Figure data in JSON
-*-*-

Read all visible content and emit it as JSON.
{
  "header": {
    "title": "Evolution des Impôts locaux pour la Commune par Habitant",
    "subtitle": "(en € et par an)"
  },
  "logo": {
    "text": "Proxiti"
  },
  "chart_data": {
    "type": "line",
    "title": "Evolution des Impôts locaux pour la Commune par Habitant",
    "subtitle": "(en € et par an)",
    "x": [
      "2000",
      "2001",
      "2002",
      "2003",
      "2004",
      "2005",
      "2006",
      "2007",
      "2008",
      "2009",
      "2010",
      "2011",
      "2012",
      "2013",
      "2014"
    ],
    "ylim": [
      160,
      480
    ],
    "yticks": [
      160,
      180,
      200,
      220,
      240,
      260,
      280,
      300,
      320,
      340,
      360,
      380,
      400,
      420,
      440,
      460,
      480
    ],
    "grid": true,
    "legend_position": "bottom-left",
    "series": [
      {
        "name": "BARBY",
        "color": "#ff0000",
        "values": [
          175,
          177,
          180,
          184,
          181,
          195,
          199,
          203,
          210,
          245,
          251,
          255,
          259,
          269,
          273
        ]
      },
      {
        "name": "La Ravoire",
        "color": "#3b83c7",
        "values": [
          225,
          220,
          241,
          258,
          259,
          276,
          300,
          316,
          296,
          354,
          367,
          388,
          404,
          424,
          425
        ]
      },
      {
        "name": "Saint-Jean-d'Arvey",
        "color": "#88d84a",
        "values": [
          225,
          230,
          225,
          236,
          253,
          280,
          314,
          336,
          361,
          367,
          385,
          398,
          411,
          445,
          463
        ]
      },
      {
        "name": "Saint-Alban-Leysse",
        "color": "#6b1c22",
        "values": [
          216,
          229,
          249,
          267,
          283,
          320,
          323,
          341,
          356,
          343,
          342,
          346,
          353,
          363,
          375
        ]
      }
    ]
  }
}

-*-*-

> _What needs to be done_:
Search the entries for the word "name" and gather every line where it appears.

> _Written solution_:
        "name": "BARBY",
        "name": "La Ravoire",
        "name": "Saint-Jean-d'Arvey",
        "name": "Saint-Alban-Leysse",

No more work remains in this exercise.